REQUIRED WORK: From the entries below, count the lines with "frac". Write only the count.

GIVEN RECORDS:
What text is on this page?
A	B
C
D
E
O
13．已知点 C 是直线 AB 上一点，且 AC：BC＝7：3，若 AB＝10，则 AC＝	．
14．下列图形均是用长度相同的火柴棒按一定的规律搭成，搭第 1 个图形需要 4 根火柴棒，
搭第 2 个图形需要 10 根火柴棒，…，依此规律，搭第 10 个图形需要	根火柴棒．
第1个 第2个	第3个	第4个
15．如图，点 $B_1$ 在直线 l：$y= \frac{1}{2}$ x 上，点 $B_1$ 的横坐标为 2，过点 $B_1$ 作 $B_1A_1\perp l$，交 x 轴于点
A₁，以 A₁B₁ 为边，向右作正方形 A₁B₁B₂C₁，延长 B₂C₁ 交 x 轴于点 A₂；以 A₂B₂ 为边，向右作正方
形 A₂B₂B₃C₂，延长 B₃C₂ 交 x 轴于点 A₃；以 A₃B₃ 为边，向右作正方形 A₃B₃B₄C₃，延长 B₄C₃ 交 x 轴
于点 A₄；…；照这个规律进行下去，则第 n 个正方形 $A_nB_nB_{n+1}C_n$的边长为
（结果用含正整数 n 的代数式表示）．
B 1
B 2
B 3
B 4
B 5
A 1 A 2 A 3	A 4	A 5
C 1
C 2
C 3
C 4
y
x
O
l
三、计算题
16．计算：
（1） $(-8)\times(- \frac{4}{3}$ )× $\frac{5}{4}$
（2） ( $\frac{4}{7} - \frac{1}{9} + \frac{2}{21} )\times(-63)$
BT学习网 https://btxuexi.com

TASK OUTPUT: 3